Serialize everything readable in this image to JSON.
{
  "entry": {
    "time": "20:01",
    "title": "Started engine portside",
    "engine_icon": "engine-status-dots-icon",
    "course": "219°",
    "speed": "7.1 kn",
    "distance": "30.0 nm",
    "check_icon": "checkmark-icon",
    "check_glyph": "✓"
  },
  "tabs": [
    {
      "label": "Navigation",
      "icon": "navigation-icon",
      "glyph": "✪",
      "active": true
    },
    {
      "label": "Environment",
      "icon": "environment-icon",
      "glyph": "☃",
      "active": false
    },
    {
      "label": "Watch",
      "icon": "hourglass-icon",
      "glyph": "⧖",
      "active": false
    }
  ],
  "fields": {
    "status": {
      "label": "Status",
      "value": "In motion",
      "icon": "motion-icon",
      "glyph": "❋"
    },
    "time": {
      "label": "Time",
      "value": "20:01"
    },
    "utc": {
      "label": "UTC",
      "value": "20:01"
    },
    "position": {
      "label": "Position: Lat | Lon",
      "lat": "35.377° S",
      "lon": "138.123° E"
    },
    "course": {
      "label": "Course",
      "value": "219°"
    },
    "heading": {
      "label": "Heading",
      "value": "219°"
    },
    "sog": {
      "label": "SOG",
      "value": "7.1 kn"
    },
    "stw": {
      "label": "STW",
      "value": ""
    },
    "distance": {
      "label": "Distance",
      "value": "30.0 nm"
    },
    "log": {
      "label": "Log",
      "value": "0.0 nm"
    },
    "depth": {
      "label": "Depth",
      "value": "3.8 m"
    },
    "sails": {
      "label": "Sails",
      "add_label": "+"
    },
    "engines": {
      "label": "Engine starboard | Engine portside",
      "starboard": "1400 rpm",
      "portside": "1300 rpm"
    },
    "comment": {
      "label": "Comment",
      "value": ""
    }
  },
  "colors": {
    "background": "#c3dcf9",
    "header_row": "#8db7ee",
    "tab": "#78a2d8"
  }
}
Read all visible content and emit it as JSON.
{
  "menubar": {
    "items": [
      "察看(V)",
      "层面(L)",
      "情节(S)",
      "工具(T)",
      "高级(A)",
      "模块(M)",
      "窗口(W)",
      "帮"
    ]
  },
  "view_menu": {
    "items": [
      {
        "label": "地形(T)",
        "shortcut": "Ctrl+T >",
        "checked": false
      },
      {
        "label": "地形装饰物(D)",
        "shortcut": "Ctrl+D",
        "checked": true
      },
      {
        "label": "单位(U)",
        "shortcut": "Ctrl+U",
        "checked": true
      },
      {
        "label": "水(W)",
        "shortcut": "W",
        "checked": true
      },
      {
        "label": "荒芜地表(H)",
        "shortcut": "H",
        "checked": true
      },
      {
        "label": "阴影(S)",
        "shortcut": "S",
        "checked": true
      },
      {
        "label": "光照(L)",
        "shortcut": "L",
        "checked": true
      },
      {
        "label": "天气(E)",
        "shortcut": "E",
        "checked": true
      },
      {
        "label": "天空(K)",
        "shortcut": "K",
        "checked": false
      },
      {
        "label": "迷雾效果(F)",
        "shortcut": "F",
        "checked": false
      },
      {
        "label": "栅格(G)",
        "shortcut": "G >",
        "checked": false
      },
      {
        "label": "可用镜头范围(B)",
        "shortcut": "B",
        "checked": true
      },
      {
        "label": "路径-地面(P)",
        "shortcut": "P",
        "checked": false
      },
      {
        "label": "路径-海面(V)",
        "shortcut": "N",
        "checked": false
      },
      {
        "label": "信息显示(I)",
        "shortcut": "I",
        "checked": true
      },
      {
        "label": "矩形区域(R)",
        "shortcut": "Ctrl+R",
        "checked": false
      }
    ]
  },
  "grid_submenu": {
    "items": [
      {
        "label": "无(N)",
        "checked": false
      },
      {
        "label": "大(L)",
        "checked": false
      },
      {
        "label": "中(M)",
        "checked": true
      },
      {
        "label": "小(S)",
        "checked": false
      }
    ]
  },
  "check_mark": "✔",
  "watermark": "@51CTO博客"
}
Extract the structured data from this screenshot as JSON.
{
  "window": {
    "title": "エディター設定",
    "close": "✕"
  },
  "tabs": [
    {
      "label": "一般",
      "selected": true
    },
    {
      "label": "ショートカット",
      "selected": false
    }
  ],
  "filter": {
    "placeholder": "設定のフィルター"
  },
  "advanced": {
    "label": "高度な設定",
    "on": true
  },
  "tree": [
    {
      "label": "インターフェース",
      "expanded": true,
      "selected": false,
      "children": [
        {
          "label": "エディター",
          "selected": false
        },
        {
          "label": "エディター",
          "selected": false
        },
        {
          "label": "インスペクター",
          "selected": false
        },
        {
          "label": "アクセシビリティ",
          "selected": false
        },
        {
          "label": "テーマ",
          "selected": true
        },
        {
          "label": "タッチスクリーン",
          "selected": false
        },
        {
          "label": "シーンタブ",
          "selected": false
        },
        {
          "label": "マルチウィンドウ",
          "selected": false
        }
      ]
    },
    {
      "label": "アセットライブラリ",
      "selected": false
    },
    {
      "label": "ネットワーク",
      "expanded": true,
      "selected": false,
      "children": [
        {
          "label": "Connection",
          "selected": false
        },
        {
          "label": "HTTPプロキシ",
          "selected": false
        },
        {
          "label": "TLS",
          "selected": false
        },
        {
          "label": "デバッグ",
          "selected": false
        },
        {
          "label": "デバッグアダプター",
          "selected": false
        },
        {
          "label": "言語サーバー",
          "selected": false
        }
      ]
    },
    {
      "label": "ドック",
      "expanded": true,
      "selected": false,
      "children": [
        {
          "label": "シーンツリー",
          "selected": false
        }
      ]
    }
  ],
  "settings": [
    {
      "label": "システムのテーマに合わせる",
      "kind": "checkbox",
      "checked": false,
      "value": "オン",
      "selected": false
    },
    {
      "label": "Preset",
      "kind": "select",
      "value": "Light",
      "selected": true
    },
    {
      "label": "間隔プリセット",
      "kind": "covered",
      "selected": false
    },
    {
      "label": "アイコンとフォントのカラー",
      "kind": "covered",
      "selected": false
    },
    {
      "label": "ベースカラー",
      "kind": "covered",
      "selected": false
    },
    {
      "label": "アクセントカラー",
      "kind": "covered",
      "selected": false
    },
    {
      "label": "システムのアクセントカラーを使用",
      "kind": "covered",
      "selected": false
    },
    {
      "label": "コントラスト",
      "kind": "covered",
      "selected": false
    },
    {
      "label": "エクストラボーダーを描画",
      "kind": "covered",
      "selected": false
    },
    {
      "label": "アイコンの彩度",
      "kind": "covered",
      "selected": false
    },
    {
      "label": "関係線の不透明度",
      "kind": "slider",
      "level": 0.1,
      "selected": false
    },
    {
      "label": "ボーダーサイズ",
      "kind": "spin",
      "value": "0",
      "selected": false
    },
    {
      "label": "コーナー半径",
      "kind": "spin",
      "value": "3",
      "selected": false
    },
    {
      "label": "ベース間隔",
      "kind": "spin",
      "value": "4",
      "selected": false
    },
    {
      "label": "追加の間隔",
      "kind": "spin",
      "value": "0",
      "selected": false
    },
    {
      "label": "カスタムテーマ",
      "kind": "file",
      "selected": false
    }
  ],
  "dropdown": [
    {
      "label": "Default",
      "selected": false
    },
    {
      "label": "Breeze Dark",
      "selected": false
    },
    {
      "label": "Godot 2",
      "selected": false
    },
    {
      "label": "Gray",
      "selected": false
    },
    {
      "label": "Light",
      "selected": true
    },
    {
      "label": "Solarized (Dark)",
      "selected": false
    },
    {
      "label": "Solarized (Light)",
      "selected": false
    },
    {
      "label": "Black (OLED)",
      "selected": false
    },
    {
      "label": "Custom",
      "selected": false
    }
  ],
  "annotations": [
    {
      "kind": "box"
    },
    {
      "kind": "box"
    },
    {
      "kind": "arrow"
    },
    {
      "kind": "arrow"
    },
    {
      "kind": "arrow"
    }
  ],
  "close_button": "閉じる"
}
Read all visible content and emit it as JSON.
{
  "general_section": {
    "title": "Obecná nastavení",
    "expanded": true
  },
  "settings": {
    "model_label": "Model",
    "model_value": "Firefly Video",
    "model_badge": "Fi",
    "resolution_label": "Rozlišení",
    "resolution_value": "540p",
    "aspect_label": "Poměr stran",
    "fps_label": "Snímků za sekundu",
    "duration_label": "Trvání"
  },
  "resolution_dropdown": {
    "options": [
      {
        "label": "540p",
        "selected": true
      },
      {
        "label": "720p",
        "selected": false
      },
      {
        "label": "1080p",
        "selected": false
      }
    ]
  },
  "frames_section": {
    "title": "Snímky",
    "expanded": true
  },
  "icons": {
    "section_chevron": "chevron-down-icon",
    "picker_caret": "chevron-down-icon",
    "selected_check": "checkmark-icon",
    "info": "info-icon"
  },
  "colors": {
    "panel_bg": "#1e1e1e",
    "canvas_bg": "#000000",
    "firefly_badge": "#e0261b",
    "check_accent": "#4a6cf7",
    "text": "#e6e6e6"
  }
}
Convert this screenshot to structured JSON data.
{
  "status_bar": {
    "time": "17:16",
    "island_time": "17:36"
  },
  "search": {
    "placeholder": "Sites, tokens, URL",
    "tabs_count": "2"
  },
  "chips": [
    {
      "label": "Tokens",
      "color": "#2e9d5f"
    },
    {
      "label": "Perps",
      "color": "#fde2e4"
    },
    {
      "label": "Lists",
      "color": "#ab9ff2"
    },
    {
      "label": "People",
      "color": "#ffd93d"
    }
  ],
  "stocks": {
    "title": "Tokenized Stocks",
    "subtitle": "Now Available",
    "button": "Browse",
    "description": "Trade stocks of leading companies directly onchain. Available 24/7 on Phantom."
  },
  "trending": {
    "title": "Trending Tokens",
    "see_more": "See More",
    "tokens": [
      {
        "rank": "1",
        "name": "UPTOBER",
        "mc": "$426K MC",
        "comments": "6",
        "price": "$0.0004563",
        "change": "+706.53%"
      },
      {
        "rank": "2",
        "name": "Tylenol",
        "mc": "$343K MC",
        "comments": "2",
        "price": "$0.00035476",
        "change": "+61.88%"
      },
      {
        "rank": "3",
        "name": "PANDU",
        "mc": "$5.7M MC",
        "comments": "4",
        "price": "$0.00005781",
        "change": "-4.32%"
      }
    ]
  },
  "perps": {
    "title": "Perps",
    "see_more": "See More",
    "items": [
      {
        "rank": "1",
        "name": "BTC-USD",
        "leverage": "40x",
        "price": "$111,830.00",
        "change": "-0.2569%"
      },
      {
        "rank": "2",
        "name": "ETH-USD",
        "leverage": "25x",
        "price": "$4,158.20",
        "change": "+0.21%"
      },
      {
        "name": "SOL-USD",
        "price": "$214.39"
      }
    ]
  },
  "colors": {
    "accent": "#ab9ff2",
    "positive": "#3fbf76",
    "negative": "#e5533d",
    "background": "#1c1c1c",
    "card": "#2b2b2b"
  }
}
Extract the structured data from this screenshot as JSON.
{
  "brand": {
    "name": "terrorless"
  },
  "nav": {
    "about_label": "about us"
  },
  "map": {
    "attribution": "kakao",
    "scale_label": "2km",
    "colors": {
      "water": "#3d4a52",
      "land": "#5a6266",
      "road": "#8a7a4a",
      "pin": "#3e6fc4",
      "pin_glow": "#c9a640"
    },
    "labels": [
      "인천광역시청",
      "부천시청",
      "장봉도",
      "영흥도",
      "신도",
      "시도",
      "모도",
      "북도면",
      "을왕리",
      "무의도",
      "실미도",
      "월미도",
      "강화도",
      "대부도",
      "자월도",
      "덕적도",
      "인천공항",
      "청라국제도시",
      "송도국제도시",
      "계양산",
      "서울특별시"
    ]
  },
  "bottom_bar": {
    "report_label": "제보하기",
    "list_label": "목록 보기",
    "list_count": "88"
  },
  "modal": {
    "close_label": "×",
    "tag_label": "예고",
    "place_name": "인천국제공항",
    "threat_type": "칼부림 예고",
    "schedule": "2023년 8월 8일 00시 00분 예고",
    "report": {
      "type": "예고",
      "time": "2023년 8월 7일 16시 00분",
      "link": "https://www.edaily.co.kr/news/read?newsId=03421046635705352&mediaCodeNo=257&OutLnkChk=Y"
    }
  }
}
▬▬▬▬▬▬
#### [EXERCISE REQUIREMENTS]
Using the entries above, find all lines with "placeholder". Copy them.

#### [ANSWER TO THIS PROBLEM]
    "placeholder": "設定のフィルター"
    "placeholder": "Sites, tokens, URL",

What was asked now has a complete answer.